→ Schriftliche Aufgabe 1
Beantworten Sie die folgenden Fragen zum vorgegebenen Text.
(a) Seit wie vielen Jahren prägt die schreibende Person nach eigener Aussage das Genre?
(b) In welcher Stadt fand das ausländerfeindliche Pogrom statt?
(c) Aus welcher Stadt war die schreibende Person angereist?

→ Vorgegebener Text

Eigentlich sind Poptheorie und -diskurs ja nicht meine großen Stärken. Dennoch präge ich dieses Genre seit 15 Jahren, was ich erst jetzt richtig bemerke. Das kam so: Vor 15 Jahren fand in Rostock ein ausländerfeindliches Pogrom statt. Da sich das angekündigt hatte, war ich aus Berlin rechtzeitig angereist – was mich, nebenbei gesagt, von der Polizei unterschied. Die hatte nur ein paar Mecklemburger Regimenter vor Ort und war deshalb restlos überfordert.

→ Einträge
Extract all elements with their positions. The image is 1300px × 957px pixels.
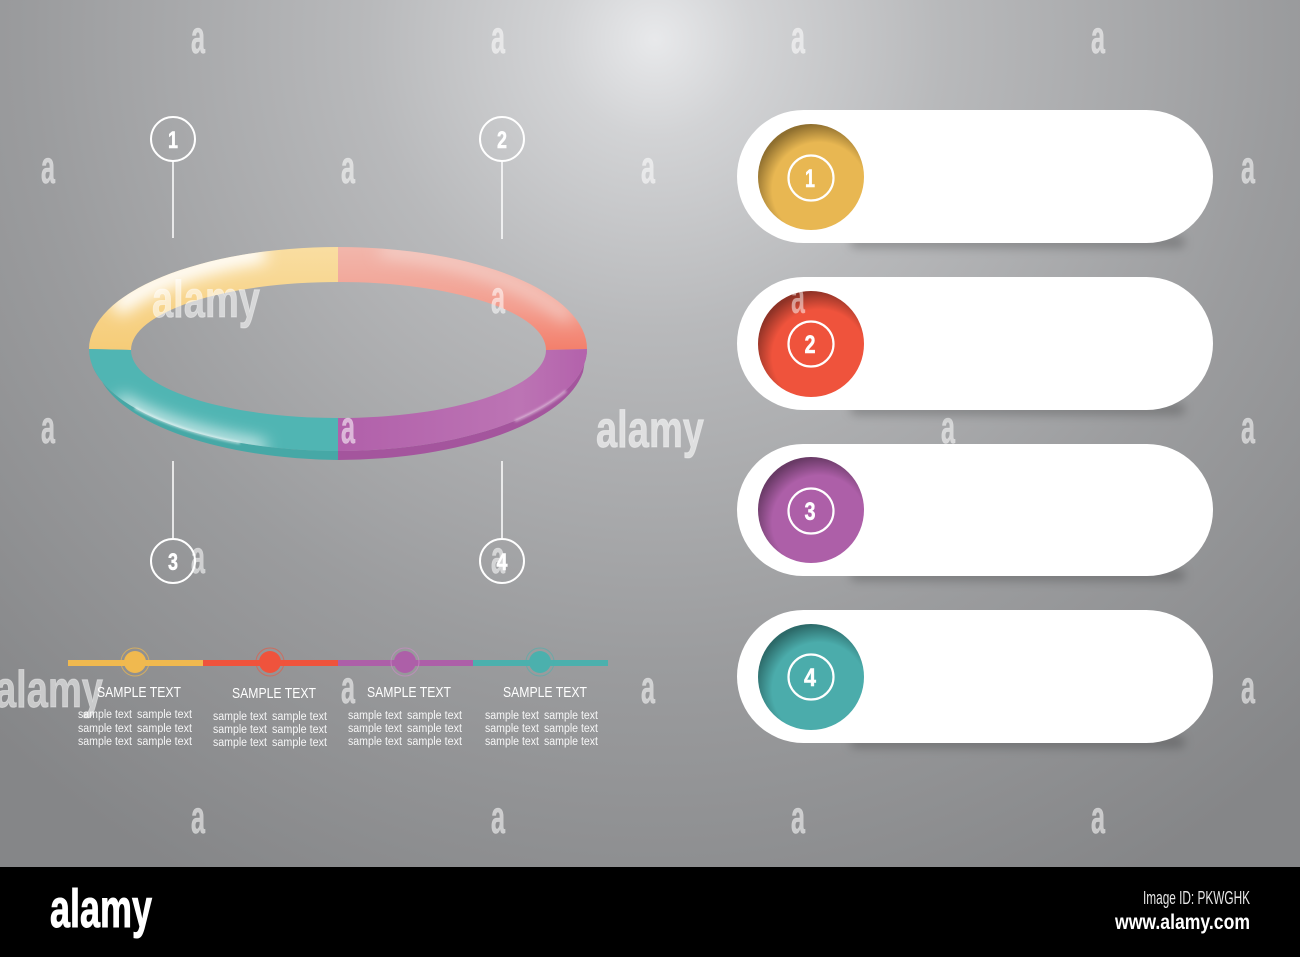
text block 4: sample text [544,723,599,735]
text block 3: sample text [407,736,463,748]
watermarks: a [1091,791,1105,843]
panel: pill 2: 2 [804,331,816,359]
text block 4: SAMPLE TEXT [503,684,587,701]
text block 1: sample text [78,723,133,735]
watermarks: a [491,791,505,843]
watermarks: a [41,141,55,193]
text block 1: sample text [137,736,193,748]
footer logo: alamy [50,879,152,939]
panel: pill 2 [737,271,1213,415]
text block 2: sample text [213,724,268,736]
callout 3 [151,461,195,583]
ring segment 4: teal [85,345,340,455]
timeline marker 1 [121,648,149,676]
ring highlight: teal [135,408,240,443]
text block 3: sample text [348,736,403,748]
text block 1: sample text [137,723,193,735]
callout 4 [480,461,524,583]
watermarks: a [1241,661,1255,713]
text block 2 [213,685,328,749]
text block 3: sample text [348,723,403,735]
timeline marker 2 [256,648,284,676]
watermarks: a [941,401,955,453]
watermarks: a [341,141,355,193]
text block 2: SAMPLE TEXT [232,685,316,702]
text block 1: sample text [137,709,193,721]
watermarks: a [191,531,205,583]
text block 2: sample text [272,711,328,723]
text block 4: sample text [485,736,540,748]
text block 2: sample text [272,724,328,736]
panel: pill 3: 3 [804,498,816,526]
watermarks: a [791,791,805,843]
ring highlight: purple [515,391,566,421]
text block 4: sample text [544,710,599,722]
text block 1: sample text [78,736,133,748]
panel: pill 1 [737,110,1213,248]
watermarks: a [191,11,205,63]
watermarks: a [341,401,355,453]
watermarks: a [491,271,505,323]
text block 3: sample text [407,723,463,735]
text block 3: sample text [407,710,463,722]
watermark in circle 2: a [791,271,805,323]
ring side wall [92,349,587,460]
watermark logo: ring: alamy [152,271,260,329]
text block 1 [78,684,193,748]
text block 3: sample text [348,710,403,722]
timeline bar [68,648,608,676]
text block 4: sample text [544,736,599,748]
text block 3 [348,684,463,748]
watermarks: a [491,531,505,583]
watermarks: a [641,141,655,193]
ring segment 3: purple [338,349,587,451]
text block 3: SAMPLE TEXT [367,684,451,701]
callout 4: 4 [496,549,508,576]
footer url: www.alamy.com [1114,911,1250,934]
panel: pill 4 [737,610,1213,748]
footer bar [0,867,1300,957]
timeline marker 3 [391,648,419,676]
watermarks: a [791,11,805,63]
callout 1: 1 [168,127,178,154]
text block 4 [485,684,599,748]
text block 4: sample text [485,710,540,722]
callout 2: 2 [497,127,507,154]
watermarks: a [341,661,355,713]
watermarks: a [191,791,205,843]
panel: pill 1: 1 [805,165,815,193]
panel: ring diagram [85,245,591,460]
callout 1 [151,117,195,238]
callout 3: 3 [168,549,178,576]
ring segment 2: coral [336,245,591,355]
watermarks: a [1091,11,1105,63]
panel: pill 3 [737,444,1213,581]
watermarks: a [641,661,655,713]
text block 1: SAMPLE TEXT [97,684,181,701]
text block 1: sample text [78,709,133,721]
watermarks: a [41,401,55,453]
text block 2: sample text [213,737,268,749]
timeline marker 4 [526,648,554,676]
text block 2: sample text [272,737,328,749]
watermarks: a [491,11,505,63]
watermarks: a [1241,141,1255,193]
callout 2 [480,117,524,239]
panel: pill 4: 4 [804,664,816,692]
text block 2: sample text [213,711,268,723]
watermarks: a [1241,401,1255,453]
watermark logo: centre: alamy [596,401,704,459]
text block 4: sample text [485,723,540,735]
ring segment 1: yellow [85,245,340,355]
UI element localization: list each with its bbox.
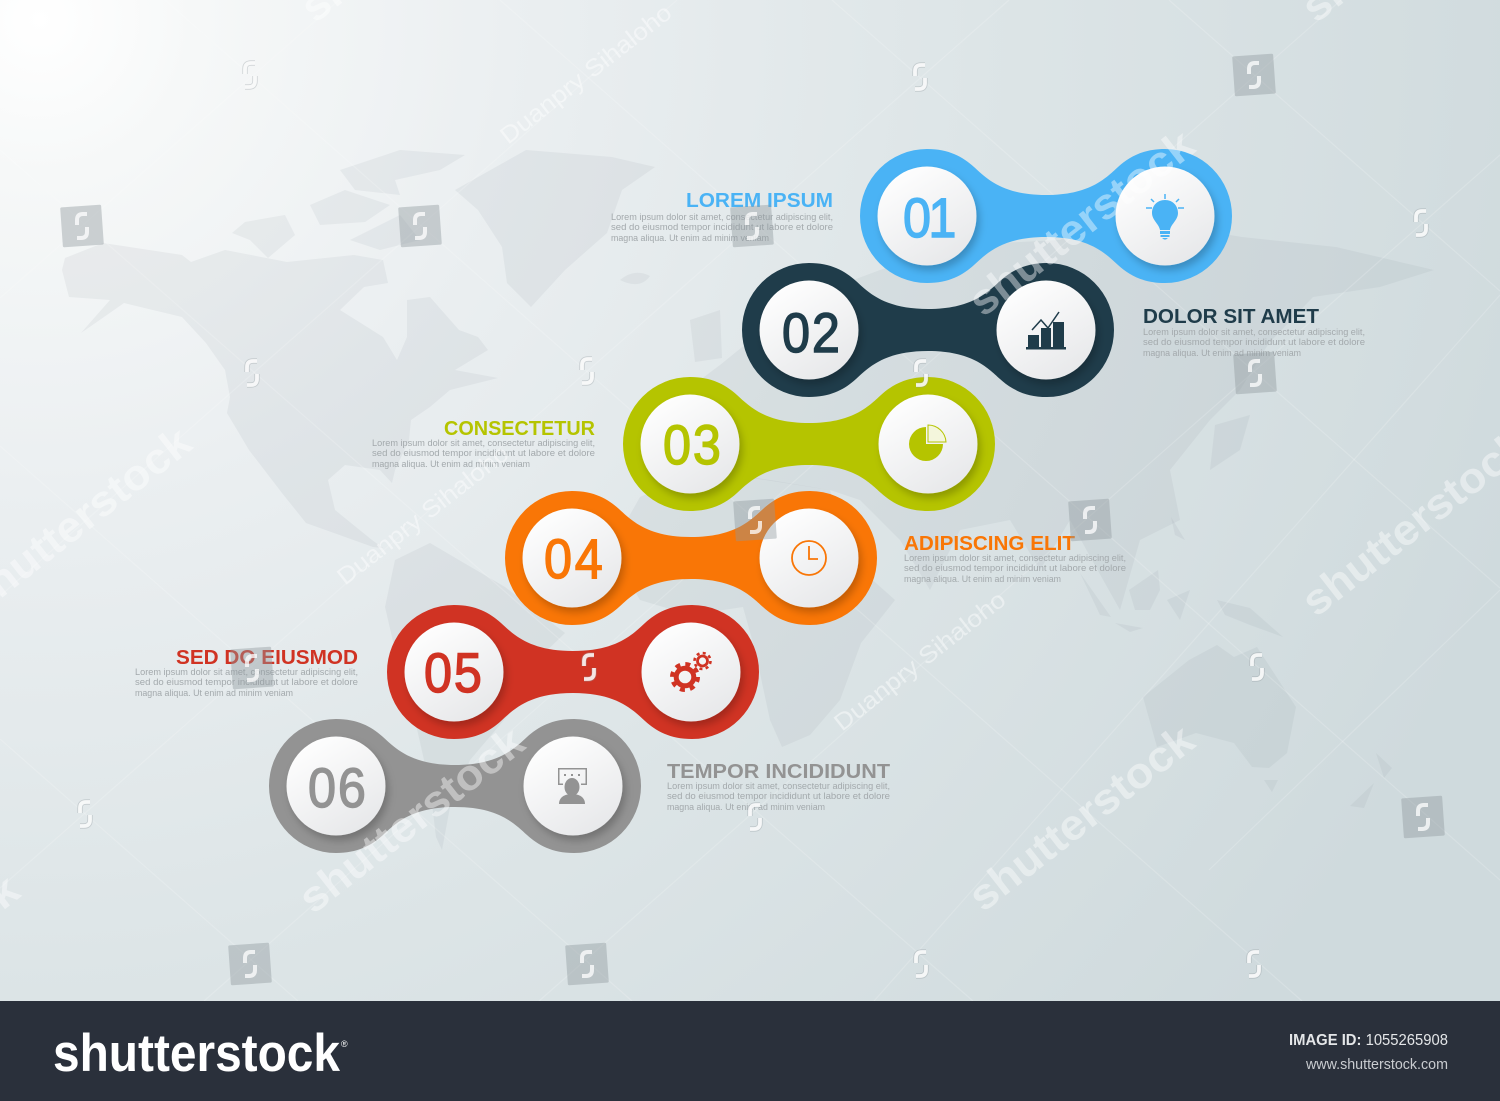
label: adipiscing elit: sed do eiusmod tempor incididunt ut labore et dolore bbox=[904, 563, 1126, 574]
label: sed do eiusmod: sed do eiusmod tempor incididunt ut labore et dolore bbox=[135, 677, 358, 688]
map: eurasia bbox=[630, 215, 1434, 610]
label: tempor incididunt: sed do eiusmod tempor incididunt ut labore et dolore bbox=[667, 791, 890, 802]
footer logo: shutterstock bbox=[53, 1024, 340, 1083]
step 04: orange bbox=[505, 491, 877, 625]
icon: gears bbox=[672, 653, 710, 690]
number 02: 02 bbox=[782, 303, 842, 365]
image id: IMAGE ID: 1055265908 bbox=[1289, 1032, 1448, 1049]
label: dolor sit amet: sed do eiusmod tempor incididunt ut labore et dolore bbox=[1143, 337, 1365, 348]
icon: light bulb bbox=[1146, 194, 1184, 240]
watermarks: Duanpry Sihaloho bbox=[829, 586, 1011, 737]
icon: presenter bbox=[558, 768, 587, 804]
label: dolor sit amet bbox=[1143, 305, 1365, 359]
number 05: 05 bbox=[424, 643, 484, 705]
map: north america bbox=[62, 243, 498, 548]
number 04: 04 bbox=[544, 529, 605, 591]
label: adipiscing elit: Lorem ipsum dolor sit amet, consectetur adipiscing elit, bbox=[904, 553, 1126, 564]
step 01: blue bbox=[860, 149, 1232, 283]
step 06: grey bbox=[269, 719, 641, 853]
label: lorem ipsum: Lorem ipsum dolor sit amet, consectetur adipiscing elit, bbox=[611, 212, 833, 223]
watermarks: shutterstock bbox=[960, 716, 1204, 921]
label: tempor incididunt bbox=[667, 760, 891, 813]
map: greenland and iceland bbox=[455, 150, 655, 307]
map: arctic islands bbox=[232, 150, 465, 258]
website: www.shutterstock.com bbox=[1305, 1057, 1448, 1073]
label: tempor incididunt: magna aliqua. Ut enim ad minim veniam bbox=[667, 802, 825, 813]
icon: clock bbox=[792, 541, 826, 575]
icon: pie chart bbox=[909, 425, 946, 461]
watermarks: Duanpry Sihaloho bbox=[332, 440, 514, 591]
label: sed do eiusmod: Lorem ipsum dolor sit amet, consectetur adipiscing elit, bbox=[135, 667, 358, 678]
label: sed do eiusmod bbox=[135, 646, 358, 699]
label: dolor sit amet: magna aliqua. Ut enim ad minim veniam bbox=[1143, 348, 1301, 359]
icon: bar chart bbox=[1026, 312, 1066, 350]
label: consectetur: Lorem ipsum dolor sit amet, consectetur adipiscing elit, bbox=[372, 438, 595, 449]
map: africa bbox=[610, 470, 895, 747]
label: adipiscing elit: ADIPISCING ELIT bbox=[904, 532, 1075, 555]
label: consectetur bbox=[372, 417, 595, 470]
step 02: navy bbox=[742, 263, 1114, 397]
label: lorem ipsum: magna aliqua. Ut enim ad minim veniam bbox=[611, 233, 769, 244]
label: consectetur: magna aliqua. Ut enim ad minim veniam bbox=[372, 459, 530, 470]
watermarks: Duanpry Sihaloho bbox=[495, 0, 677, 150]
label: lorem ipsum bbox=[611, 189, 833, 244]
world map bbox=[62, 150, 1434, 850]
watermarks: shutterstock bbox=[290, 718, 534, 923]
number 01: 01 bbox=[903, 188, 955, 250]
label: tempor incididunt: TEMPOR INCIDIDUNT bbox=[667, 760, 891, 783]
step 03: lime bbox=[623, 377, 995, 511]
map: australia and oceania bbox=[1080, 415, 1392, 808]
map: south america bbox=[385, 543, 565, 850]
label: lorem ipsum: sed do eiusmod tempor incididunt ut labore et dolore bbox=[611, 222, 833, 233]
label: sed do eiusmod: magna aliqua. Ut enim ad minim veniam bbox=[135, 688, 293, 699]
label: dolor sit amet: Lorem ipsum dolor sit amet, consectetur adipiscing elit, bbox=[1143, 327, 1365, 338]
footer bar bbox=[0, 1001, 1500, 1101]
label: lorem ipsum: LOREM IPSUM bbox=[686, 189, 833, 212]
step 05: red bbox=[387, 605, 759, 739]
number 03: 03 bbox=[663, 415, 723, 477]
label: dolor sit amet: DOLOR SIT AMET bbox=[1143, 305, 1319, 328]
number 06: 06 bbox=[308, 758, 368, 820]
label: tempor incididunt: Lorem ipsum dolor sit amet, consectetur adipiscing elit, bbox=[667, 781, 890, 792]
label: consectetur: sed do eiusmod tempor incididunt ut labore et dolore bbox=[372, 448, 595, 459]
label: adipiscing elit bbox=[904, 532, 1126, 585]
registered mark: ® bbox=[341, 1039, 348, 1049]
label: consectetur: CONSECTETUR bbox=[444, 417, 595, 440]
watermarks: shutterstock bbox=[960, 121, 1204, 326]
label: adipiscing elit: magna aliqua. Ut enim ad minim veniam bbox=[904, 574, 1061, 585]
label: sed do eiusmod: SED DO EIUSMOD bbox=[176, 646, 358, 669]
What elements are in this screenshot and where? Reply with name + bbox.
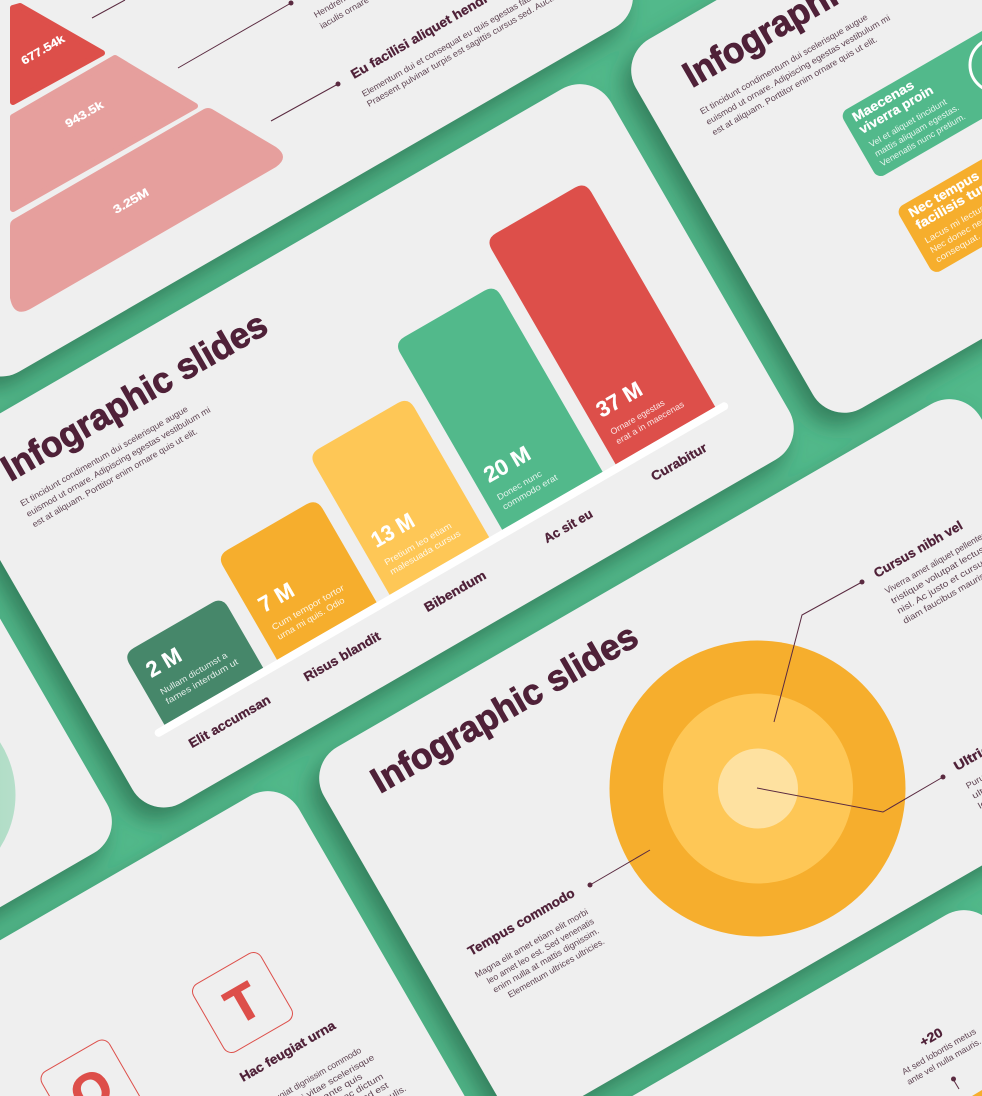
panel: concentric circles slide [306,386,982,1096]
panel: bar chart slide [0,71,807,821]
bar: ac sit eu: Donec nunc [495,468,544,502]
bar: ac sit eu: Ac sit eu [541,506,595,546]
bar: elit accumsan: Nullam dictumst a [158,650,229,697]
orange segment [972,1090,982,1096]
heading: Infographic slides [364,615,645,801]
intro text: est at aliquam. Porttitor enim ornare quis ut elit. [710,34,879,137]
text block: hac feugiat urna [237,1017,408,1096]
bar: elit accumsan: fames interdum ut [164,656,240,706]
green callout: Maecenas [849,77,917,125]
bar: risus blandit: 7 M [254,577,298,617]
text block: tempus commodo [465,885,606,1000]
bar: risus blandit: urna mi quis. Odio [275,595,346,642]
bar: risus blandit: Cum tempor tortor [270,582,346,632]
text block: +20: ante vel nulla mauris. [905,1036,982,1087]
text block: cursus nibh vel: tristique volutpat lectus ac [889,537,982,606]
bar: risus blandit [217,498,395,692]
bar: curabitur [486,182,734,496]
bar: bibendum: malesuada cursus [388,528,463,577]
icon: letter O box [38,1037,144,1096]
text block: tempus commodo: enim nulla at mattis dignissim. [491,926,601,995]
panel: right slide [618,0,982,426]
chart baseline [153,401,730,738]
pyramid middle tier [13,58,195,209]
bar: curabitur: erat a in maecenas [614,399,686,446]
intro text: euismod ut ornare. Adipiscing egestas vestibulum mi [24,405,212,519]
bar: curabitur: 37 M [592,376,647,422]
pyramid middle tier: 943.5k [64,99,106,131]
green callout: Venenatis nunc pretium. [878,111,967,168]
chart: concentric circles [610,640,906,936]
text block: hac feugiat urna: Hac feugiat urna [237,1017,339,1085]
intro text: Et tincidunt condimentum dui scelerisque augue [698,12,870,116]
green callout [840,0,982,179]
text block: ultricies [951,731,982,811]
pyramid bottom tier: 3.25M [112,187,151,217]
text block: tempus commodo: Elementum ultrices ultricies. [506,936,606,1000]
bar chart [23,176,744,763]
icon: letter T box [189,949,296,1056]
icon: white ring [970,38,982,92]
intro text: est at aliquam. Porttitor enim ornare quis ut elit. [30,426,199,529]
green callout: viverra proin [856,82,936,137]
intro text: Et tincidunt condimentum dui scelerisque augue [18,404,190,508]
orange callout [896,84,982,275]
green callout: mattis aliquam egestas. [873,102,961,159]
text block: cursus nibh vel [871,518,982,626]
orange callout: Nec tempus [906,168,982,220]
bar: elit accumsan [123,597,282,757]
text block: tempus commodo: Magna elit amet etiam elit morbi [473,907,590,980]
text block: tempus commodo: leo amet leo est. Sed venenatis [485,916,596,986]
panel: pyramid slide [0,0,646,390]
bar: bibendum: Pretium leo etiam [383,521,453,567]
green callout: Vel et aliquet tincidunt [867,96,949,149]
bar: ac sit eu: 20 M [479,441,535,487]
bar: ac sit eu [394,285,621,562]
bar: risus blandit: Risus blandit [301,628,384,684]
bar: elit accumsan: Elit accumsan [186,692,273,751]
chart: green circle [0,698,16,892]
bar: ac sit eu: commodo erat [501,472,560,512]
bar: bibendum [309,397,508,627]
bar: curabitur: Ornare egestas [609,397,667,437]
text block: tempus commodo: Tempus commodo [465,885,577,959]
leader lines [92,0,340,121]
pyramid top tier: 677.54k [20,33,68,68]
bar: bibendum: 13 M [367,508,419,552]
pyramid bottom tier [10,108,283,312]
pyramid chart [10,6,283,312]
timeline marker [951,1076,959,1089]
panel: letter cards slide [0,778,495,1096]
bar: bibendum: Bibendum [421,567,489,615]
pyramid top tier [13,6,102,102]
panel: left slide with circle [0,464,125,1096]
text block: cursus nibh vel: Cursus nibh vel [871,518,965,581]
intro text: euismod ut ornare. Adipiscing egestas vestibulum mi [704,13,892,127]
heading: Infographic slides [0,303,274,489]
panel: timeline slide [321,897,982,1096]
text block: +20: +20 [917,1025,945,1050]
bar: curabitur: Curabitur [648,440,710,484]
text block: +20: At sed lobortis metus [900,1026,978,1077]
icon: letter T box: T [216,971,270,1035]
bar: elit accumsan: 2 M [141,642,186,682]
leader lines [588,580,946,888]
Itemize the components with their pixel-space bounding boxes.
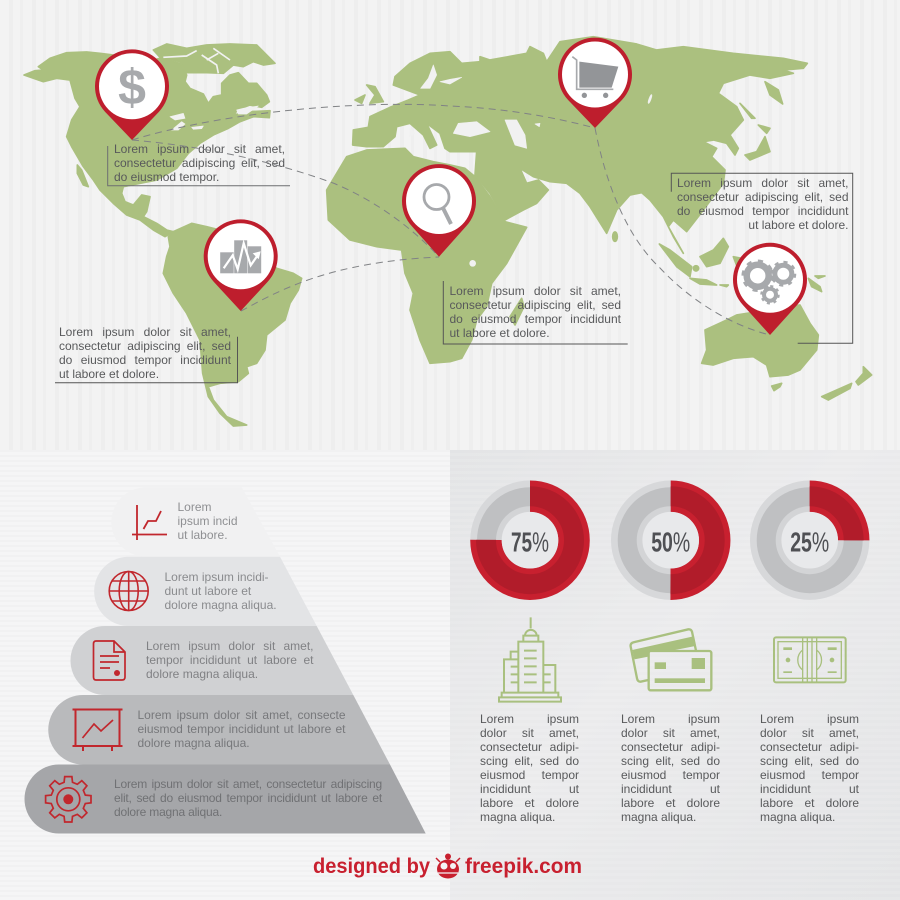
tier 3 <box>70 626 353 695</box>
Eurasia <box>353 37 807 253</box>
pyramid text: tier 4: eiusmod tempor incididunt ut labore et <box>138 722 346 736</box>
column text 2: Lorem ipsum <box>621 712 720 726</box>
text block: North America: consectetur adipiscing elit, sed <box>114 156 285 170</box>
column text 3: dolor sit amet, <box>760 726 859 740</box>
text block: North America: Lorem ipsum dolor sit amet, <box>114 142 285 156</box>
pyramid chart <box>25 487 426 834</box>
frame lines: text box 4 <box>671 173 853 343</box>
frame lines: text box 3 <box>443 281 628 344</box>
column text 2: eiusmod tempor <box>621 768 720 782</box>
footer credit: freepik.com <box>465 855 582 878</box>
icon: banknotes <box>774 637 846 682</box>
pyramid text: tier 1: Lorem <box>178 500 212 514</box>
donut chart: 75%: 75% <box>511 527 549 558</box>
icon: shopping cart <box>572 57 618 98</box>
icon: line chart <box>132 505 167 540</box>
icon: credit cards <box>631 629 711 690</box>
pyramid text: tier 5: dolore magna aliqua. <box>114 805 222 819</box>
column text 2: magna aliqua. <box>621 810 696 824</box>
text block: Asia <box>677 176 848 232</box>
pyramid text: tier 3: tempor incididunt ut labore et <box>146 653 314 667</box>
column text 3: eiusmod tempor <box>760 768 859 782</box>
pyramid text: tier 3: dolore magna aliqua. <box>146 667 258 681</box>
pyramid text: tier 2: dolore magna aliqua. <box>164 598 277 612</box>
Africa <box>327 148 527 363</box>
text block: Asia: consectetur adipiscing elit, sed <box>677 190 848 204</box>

→ Schriftliche Aufgabe 2
Ändern Sie in den Datensätzen die Zeilen von der Zeile mit „tier 3 <box>70 626 353 695</box>“ bis einschließlich der Zeile mit „column text 3: dolor“, indem Sie „column text“ durch „Spaltentext“ ersetzen, und geben Sie nur diese Zeilen wieder.

→ Antwort 1
(a) Seit 15 Jahren.
(b) In Rostock.
(c) Aus Berlin.

→ Antwort 2
tier 3 <box>70 626 353 695</box>
Eurasia <box>353 37 807 253</box>
pyramid text: tier 4: eiusmod tempor incididunt ut labore et <box>138 722 346 736</box>
Spaltentext 2: Lorem ipsum <box>621 712 720 726</box>
text block: North America: consectetur adipiscing elit, sed <box>114 156 285 170</box>
Spaltentext 3: dolor sit amet, <box>760 726 859 740</box>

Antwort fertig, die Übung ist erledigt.